EXERCISE AIM: Give the count of lines holding the string "内容包括" and nothing else.

DATA RECORDS:
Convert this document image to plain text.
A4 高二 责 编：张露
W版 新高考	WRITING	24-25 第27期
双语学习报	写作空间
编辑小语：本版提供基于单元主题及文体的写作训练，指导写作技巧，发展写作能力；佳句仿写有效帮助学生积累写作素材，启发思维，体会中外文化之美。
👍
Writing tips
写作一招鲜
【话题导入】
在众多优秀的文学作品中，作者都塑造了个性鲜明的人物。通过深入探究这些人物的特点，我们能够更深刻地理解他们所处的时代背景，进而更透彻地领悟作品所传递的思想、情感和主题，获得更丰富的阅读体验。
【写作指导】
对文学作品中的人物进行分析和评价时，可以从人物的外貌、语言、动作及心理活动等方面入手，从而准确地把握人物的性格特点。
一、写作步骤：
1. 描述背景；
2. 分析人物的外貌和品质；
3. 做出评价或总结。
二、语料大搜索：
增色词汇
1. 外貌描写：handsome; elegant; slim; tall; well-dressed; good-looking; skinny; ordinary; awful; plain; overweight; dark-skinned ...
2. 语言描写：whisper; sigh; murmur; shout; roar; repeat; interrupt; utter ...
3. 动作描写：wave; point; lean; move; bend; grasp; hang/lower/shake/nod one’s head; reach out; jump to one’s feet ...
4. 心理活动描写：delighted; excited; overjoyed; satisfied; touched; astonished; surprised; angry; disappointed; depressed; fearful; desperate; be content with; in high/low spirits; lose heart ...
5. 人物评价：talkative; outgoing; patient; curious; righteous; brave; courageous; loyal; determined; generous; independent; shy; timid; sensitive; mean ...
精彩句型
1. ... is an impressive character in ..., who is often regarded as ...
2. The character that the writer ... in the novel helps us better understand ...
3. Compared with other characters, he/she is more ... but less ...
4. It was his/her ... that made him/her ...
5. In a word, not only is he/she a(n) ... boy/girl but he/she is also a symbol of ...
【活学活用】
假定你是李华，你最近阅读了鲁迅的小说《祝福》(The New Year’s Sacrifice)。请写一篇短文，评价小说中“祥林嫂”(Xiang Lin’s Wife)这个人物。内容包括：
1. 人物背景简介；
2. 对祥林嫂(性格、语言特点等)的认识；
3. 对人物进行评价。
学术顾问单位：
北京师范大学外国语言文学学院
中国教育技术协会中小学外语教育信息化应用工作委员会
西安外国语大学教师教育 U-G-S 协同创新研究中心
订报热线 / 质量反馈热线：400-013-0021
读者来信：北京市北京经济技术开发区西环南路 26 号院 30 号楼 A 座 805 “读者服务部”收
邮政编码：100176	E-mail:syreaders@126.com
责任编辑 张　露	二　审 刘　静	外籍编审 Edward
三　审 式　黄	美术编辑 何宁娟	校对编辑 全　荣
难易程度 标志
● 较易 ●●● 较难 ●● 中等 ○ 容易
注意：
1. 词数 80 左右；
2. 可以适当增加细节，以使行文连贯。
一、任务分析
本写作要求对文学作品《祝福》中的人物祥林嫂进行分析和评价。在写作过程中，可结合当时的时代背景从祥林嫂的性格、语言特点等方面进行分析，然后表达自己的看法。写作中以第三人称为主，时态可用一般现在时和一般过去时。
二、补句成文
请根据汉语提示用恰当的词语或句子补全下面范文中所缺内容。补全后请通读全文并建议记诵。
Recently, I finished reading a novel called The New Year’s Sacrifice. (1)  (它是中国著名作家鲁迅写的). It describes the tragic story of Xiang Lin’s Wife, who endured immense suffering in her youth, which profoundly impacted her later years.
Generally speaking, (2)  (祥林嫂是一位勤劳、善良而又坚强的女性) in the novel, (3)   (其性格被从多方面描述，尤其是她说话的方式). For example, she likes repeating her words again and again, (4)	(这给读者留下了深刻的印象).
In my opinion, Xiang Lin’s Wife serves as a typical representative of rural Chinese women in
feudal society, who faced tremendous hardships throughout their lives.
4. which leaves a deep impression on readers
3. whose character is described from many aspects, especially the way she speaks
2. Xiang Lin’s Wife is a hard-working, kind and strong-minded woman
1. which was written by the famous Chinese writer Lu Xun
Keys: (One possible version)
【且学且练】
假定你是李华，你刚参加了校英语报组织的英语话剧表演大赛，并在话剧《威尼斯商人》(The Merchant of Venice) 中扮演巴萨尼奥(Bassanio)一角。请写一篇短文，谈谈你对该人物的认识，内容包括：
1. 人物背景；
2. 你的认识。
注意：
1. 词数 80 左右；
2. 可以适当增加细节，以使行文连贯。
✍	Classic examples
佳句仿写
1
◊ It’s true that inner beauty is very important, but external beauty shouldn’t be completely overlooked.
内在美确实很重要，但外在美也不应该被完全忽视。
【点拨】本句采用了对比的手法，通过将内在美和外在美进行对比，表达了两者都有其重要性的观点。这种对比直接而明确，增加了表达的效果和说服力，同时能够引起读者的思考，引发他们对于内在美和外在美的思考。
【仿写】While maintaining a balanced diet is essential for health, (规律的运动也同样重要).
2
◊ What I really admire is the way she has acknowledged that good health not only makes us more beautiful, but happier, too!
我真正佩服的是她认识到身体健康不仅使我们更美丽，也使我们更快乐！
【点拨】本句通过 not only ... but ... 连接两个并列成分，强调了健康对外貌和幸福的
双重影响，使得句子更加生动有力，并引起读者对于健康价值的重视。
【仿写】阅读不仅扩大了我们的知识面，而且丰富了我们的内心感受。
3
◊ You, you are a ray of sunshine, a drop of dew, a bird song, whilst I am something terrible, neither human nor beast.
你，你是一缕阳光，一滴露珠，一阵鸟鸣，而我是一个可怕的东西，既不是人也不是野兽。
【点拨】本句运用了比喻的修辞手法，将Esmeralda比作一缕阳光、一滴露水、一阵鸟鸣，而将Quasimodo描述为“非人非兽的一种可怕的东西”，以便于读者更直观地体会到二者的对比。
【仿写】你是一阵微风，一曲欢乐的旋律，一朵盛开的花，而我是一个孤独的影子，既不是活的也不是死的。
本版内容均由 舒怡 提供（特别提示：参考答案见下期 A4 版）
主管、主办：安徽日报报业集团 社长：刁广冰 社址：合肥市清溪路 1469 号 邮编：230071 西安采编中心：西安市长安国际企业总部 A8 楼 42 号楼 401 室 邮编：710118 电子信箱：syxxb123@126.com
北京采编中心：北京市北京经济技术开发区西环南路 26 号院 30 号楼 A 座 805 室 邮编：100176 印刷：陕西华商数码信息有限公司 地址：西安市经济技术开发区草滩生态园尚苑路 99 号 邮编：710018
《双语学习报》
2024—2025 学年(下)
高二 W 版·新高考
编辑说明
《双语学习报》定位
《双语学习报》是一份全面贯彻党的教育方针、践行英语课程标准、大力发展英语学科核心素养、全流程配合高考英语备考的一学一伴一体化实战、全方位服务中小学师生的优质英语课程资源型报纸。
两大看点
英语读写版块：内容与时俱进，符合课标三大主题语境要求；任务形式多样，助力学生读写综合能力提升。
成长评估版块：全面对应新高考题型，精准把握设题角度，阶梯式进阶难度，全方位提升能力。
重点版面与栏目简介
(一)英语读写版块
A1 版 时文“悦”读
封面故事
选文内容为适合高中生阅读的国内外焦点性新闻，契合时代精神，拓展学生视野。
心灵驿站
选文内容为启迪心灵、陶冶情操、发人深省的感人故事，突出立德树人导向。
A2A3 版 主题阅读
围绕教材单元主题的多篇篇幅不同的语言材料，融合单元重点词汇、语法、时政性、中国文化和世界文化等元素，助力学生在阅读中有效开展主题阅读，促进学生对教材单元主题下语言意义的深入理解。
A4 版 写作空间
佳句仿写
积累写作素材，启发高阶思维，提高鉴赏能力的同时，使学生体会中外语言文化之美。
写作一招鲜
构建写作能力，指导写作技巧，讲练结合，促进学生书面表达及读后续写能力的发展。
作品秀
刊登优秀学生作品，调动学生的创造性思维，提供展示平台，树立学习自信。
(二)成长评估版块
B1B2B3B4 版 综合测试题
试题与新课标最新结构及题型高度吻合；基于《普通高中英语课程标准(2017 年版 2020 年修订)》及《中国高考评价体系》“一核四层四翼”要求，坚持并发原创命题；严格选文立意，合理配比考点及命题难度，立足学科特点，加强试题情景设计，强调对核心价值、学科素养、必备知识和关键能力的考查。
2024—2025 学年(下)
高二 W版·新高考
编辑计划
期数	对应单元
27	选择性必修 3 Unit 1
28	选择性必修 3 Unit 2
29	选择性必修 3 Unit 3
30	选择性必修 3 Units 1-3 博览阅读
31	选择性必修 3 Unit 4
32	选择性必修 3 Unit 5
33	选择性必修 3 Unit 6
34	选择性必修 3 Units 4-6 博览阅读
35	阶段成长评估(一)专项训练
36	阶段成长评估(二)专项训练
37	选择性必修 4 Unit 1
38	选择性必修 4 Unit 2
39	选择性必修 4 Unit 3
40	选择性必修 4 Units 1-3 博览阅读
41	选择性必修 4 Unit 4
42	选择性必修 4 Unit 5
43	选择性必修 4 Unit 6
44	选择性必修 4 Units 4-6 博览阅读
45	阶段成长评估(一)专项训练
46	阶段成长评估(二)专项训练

WRITTEN SOLUTION: 2